◆ Problem description
In the listing below, count the lines with "this" and report only the figure.

(Saved entries)
%%
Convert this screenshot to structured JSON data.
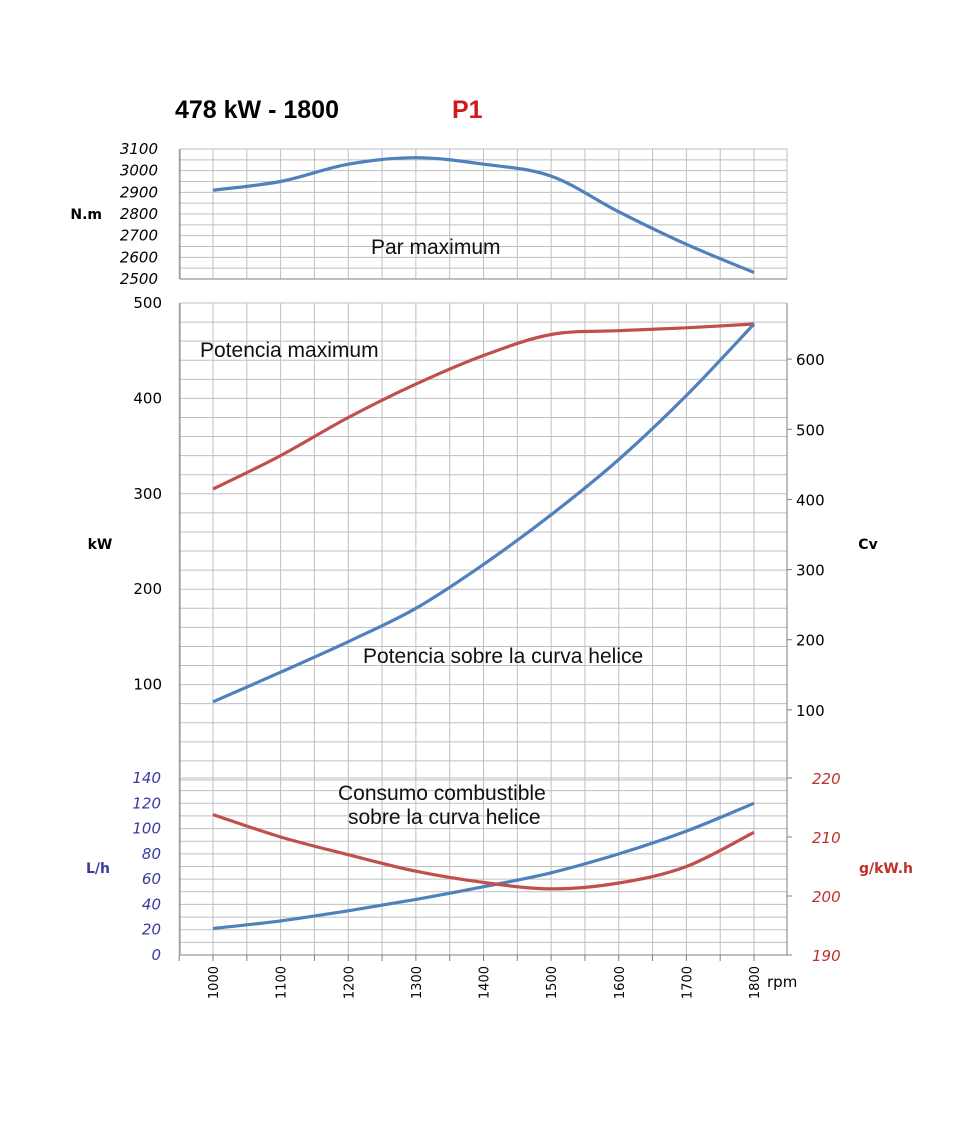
{
  "header": {
    "title": "478 kW - 1800",
    "code": "P1"
  },
  "colors": {
    "blue": "#4f81bd",
    "red": "#c0504d",
    "code": "#d01a1a",
    "grid": "#bfbfbf",
    "axis": "#7f7f7f",
    "tickBlue": "#3a3aa0",
    "tickRed": "#c0302a"
  },
  "chart_data": [
    {
      "type": "line",
      "ylabel": "N.m",
      "ylim": [
        2500,
        3100
      ],
      "yticks": [
        "3100",
        "3000",
        "2900",
        "2800",
        "2700",
        "2600",
        "2500"
      ],
      "grid": true,
      "annotations": [
        "Par maximum"
      ],
      "series": [
        {
          "color": "blue",
          "x": [
            1000,
            1100,
            1200,
            1300,
            1400,
            1500,
            1600,
            1700,
            1800
          ],
          "values": [
            2910,
            2950,
            3030,
            3060,
            3030,
            2975,
            2810,
            2660,
            2530
          ]
        }
      ]
    },
    {
      "type": "line",
      "ylabel": "kW",
      "ylim": [
        0,
        500
      ],
      "yticks": [
        "500",
        "400",
        "300",
        "200",
        "100"
      ],
      "y2label": "Cv",
      "y2lim": [
        0,
        680
      ],
      "y2ticks": [
        "600",
        "500",
        "400",
        "300",
        "200",
        "100"
      ],
      "grid": true,
      "annotations": [
        "Potencia maximum",
        "Potencia sobre la curva helice"
      ],
      "series": [
        {
          "color": "red",
          "x": [
            1000,
            1100,
            1200,
            1300,
            1400,
            1500,
            1600,
            1700,
            1800
          ],
          "values": [
            305,
            340,
            380,
            415,
            445,
            467,
            471,
            474,
            478
          ]
        },
        {
          "color": "blue",
          "x": [
            1000,
            1100,
            1200,
            1300,
            1400,
            1500,
            1600,
            1700,
            1800
          ],
          "values": [
            82,
            113,
            145,
            180,
            226,
            278,
            336,
            403,
            478
          ]
        }
      ]
    },
    {
      "type": "line",
      "ylabel": "L/h",
      "ylim": [
        0,
        140
      ],
      "yticks": [
        "140",
        "120",
        "100",
        "80",
        "60",
        "40",
        "20",
        "0"
      ],
      "y2label": "g/kW.h",
      "y2lim": [
        190,
        220
      ],
      "y2ticks": [
        "220",
        "210",
        "200",
        "190"
      ],
      "xlabel": "rpm",
      "categories": [
        "1000",
        "1100",
        "1200",
        "1300",
        "1400",
        "1500",
        "1600",
        "1700",
        "1800"
      ],
      "grid": true,
      "annotations": [
        "Consumo combustible",
        "sobre la curva helice"
      ],
      "series": [
        {
          "color": "blue",
          "axis": "left",
          "x": [
            1000,
            1100,
            1200,
            1300,
            1400,
            1500,
            1600,
            1700,
            1800
          ],
          "values": [
            21,
            27,
            35,
            44,
            54,
            65,
            80,
            98,
            120
          ]
        },
        {
          "color": "red",
          "axis": "right",
          "x": [
            1000,
            1100,
            1200,
            1300,
            1400,
            1500,
            1600,
            1700,
            1800
          ],
          "values": [
            213.8,
            210.0,
            207.0,
            204.2,
            202.3,
            201.2,
            202.2,
            205.0,
            210.8
          ]
        }
      ]
    }
  ]
}
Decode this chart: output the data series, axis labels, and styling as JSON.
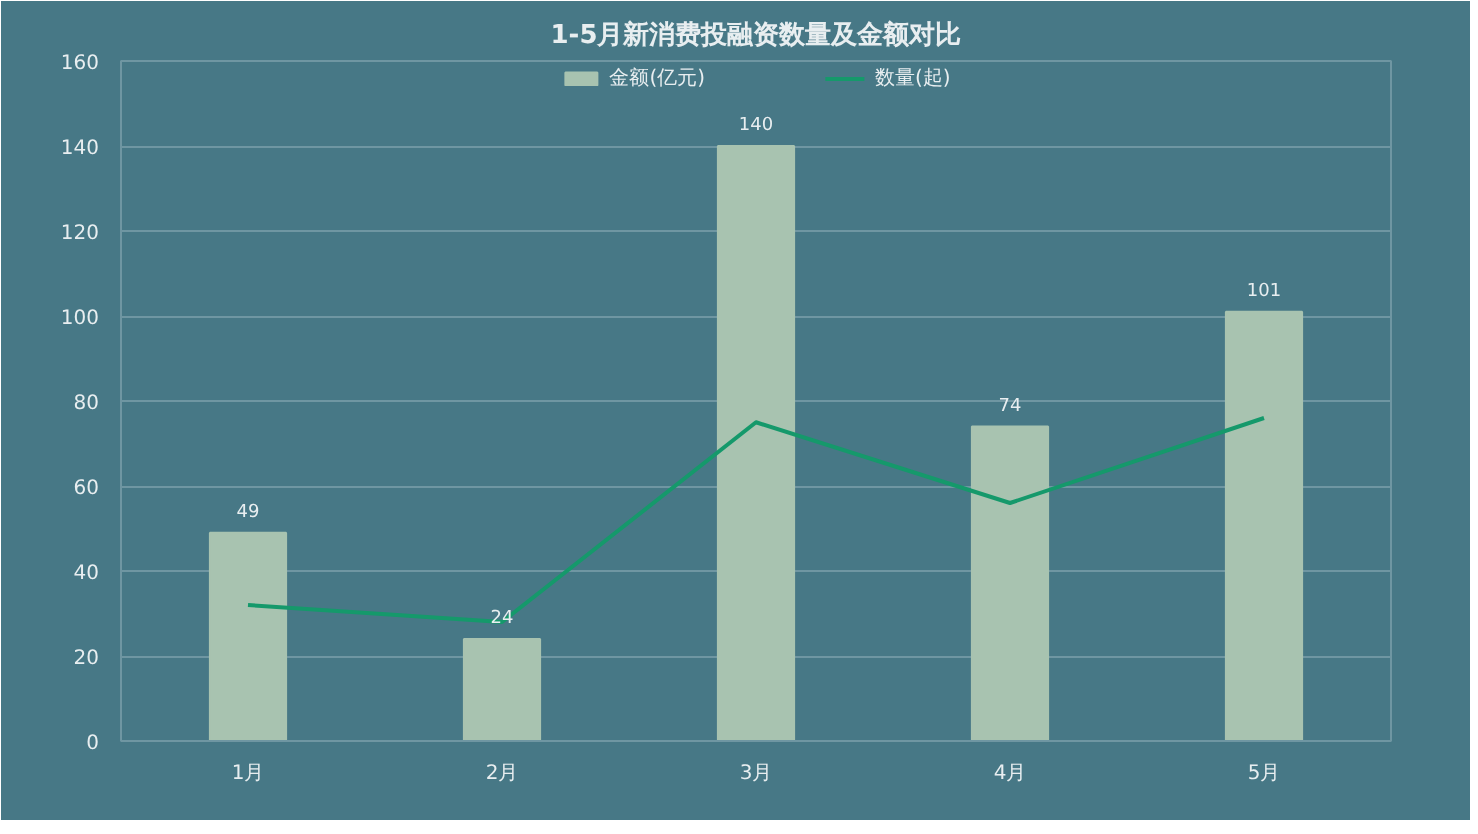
{
  "chart_data": {
    "type": "bar",
    "title": "1-5月新消费投融资数量及金额对比",
    "categories": [
      "1月",
      "2月",
      "3月",
      "4月",
      "5月"
    ],
    "series": [
      {
        "name": "金额(亿元)",
        "color": "#a8c3b0",
        "values": [
          49,
          24,
          140,
          74,
          101
        ],
        "data_labels": true
      },
      {
        "name": "数量(起)",
        "type": "line",
        "color": "#15996b",
        "values": [
          32,
          28,
          75,
          56,
          76
        ]
      }
    ],
    "ylim": [
      0,
      160
    ],
    "yticks": [
      0,
      20,
      40,
      60,
      80,
      100,
      120,
      140,
      160
    ],
    "grid": "y",
    "legend": "top",
    "marker": "none"
  }
}
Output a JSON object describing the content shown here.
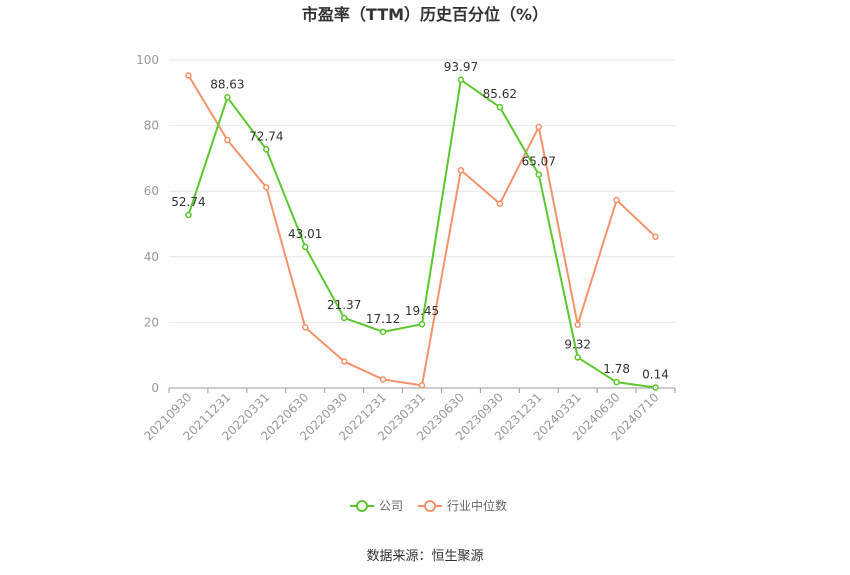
{
  "chart_data": {
    "type": "line",
    "title": "市盈率（TTM）历史百分位（%）",
    "xlabel": "",
    "ylabel": "",
    "ylim": [
      0,
      100
    ],
    "yticks": [
      0,
      20,
      40,
      60,
      80,
      100
    ],
    "grid": true,
    "legend_position": "bottom-center",
    "categories": [
      "20210930",
      "20211231",
      "20220331",
      "20220630",
      "20220930",
      "20221231",
      "20230331",
      "20230630",
      "20230930",
      "20231231",
      "20240331",
      "20240630",
      "20240710"
    ],
    "series": [
      {
        "name": "公司",
        "color": "#5cc72f",
        "values": [
          52.74,
          88.63,
          72.74,
          43.01,
          21.37,
          17.12,
          19.45,
          93.97,
          85.62,
          65.07,
          9.32,
          1.78,
          0.14
        ],
        "data_labels": [
          "52.74",
          "88.63",
          "72.74",
          "43.01",
          "21.37",
          "17.12",
          "19.45",
          "93.97",
          "85.62",
          "65.07",
          "9.32",
          "1.78",
          "0.14"
        ]
      },
      {
        "name": "行业中位数",
        "color": "#f5926b",
        "values": [
          95.3,
          75.6,
          61.2,
          18.5,
          8.1,
          2.6,
          0.8,
          66.4,
          56.2,
          79.6,
          19.3,
          57.3,
          46.1
        ]
      }
    ]
  },
  "source": "数据来源：恒生聚源"
}
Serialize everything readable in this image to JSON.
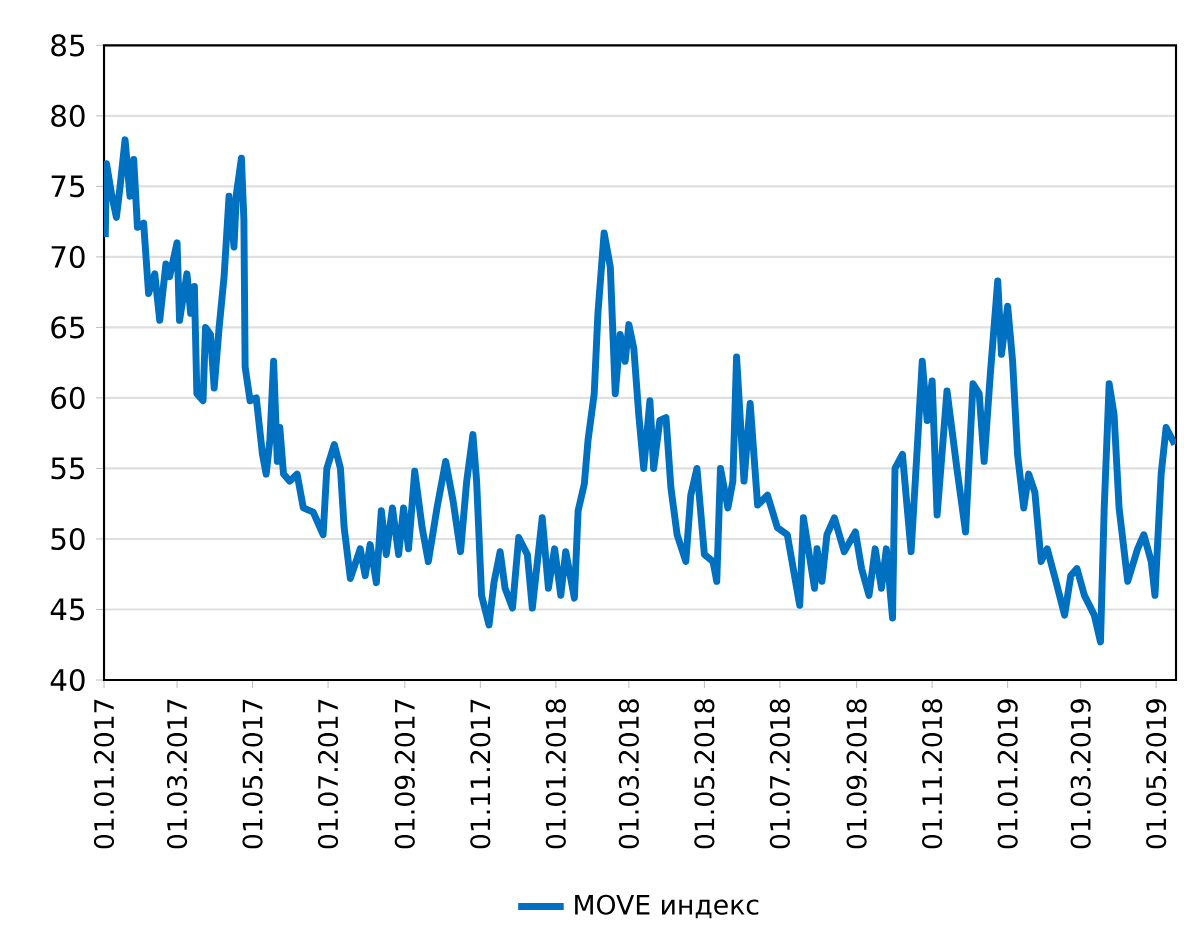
{
  "chart_data": {
    "type": "line",
    "xlim": [
      "2017-01-01",
      "2019-05-17"
    ],
    "ylim": [
      40,
      85
    ],
    "yticks": [
      40,
      45,
      50,
      55,
      60,
      65,
      70,
      75,
      80,
      85
    ],
    "xticks": [
      {
        "value": "2017-01-01",
        "label": "01.01.2017"
      },
      {
        "value": "2017-03-01",
        "label": "01.03.2017"
      },
      {
        "value": "2017-05-01",
        "label": "01.05.2017"
      },
      {
        "value": "2017-07-01",
        "label": "01.07.2017"
      },
      {
        "value": "2017-09-01",
        "label": "01.09.2017"
      },
      {
        "value": "2017-11-01",
        "label": "01.11.2017"
      },
      {
        "value": "2018-01-01",
        "label": "01.01.2018"
      },
      {
        "value": "2018-03-01",
        "label": "01.03.2018"
      },
      {
        "value": "2018-05-01",
        "label": "01.05.2018"
      },
      {
        "value": "2018-07-01",
        "label": "01.07.2018"
      },
      {
        "value": "2018-09-01",
        "label": "01.09.2018"
      },
      {
        "value": "2018-11-01",
        "label": "01.11.2018"
      },
      {
        "value": "2019-01-01",
        "label": "01.01.2019"
      },
      {
        "value": "2019-03-01",
        "label": "01.03.2019"
      },
      {
        "value": "2019-05-01",
        "label": "01.05.2019"
      }
    ],
    "grid": "y",
    "legend": "bottom",
    "x": [
      "2017-01-02",
      "2017-01-03",
      "2017-01-07",
      "2017-01-11",
      "2017-01-14",
      "2017-01-18",
      "2017-01-22",
      "2017-01-25",
      "2017-01-28",
      "2017-02-02",
      "2017-02-06",
      "2017-02-11",
      "2017-02-15",
      "2017-02-20",
      "2017-02-23",
      "2017-03-01",
      "2017-03-03",
      "2017-03-09",
      "2017-03-12",
      "2017-03-15",
      "2017-03-17",
      "2017-03-22",
      "2017-03-24",
      "2017-03-28",
      "2017-03-31",
      "2017-04-04",
      "2017-04-08",
      "2017-04-12",
      "2017-04-16",
      "2017-04-18",
      "2017-04-22",
      "2017-04-24",
      "2017-04-25",
      "2017-04-29",
      "2017-05-04",
      "2017-05-09",
      "2017-05-12",
      "2017-05-15",
      "2017-05-18",
      "2017-05-21",
      "2017-05-23",
      "2017-05-26",
      "2017-05-31",
      "2017-06-06",
      "2017-06-11",
      "2017-06-19",
      "2017-06-27",
      "2017-06-30",
      "2017-07-06",
      "2017-07-11",
      "2017-07-14",
      "2017-07-19",
      "2017-07-27",
      "2017-07-31",
      "2017-08-04",
      "2017-08-09",
      "2017-08-13",
      "2017-08-17",
      "2017-08-22",
      "2017-08-27",
      "2017-08-31",
      "2017-09-04",
      "2017-09-09",
      "2017-09-15",
      "2017-09-20",
      "2017-09-27",
      "2017-10-04",
      "2017-10-10",
      "2017-10-16",
      "2017-10-21",
      "2017-10-26",
      "2017-10-29",
      "2017-11-02",
      "2017-11-08",
      "2017-11-12",
      "2017-11-17",
      "2017-11-21",
      "2017-11-27",
      "2017-12-02",
      "2017-12-09",
      "2017-12-13",
      "2017-12-21",
      "2017-12-26",
      "2017-12-31",
      "2018-01-05",
      "2018-01-09",
      "2018-01-16",
      "2018-01-19",
      "2018-01-24",
      "2018-01-27",
      "2018-02-01",
      "2018-02-04",
      "2018-02-09",
      "2018-02-14",
      "2018-02-18",
      "2018-02-22",
      "2018-02-26",
      "2018-03-01",
      "2018-03-05",
      "2018-03-09",
      "2018-03-13",
      "2018-03-18",
      "2018-03-21",
      "2018-03-26",
      "2018-03-31",
      "2018-04-04",
      "2018-04-09",
      "2018-04-16",
      "2018-04-20",
      "2018-04-25",
      "2018-05-01",
      "2018-05-08",
      "2018-05-11",
      "2018-05-14",
      "2018-05-20",
      "2018-05-24",
      "2018-05-27",
      "2018-06-02",
      "2018-06-07",
      "2018-06-13",
      "2018-06-21",
      "2018-06-29",
      "2018-07-07",
      "2018-07-17",
      "2018-07-20",
      "2018-07-29",
      "2018-07-31",
      "2018-08-04",
      "2018-08-08",
      "2018-08-14",
      "2018-08-22",
      "2018-08-31",
      "2018-09-05",
      "2018-09-11",
      "2018-09-16",
      "2018-09-21",
      "2018-09-25",
      "2018-09-30",
      "2018-10-02",
      "2018-10-08",
      "2018-10-15",
      "2018-10-20",
      "2018-10-24",
      "2018-10-28",
      "2018-11-01",
      "2018-11-05",
      "2018-11-13",
      "2018-11-21",
      "2018-11-28",
      "2018-12-04",
      "2018-12-09",
      "2018-12-13",
      "2018-12-18",
      "2018-12-24",
      "2018-12-27",
      "2019-01-01",
      "2019-01-05",
      "2019-01-09",
      "2019-01-14",
      "2019-01-18",
      "2019-01-23",
      "2019-01-28",
      "2019-02-02",
      "2019-02-09",
      "2019-02-16",
      "2019-02-21",
      "2019-02-26",
      "2019-03-04",
      "2019-03-12",
      "2019-03-17",
      "2019-03-20",
      "2019-03-24",
      "2019-03-28",
      "2019-04-01",
      "2019-04-08",
      "2019-04-16",
      "2019-04-21",
      "2019-04-27",
      "2019-04-30",
      "2019-05-05",
      "2019-05-09",
      "2019-05-16"
    ],
    "series": [
      {
        "name": "MOVE индекс",
        "color": "#0070c0",
        "values": [
          71.4,
          76.6,
          74.5,
          72.8,
          75,
          78.3,
          74.3,
          76.9,
          72.1,
          72.4,
          67.4,
          68.8,
          65.5,
          69.5,
          68.6,
          71,
          65.5,
          68.8,
          66,
          67.9,
          60.3,
          59.8,
          65,
          64.5,
          60.7,
          65,
          68.6,
          74.3,
          70.7,
          74.5,
          77,
          72.6,
          62.2,
          59.8,
          60,
          56,
          54.6,
          57,
          62.6,
          55.5,
          57.9,
          54.6,
          54.1,
          54.6,
          52.2,
          51.9,
          50.3,
          55,
          56.7,
          55,
          50.8,
          47.2,
          49.3,
          47.4,
          49.6,
          46.9,
          52,
          48.9,
          52.2,
          48.9,
          52.2,
          49.3,
          54.8,
          50.8,
          48.4,
          52.2,
          55.5,
          52.7,
          49.1,
          54.1,
          57.4,
          54.1,
          46,
          43.9,
          46.9,
          49.1,
          46.5,
          45.1,
          50.1,
          48.9,
          45.1,
          51.5,
          46.5,
          49.3,
          46,
          49.1,
          45.8,
          52,
          53.9,
          57,
          60.3,
          66,
          71.7,
          69.3,
          60.3,
          64.5,
          62.6,
          65.2,
          63.5,
          58.8,
          55,
          59.8,
          55,
          58.4,
          58.6,
          53.6,
          50.3,
          48.4,
          53.1,
          55,
          48.9,
          48.4,
          47,
          55,
          52.2,
          54.1,
          62.9,
          54.1,
          59.6,
          52.4,
          53.1,
          50.8,
          50.3,
          45.3,
          51.5,
          46.5,
          49.3,
          47,
          50.3,
          51.5,
          49.1,
          50.5,
          47.9,
          46,
          49.3,
          46.5,
          49.3,
          44.4,
          55,
          56,
          49.1,
          56.5,
          62.6,
          58.4,
          61.2,
          51.7,
          60.5,
          55,
          50.5,
          61,
          60.3,
          55.5,
          61.7,
          68.3,
          63.1,
          66.5,
          62.6,
          56,
          52.2,
          54.6,
          53.3,
          48.4,
          49.3,
          47,
          44.6,
          47.4,
          47.9,
          46,
          44.6,
          42.7,
          52.2,
          61,
          58.8,
          52.2,
          47,
          49.3,
          50.3,
          48.4,
          46,
          54.6,
          57.9,
          56.7
        ]
      }
    ]
  }
}
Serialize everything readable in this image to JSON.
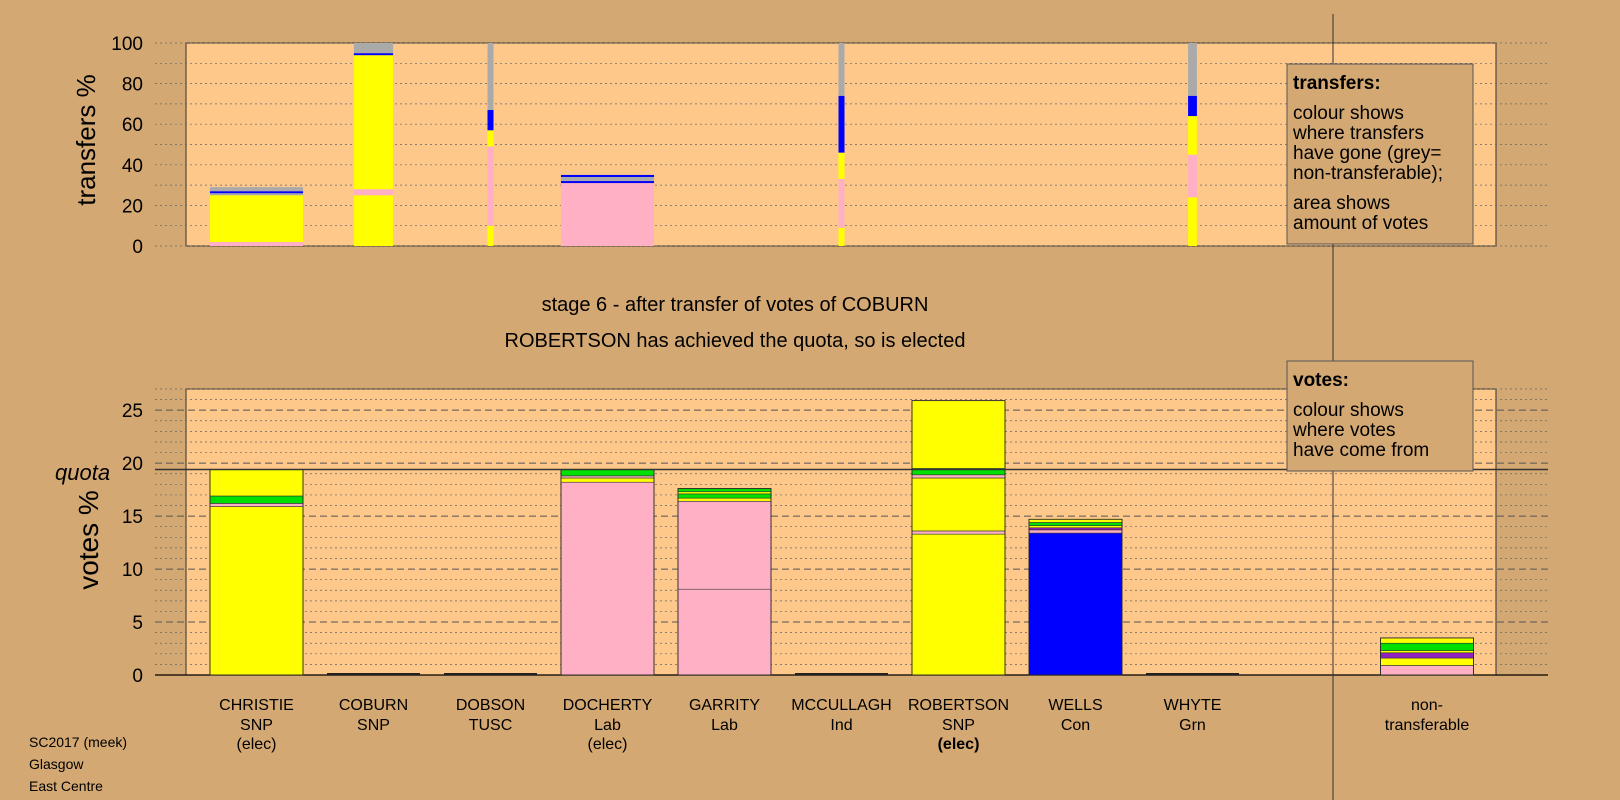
%%
◆ Response to the task
4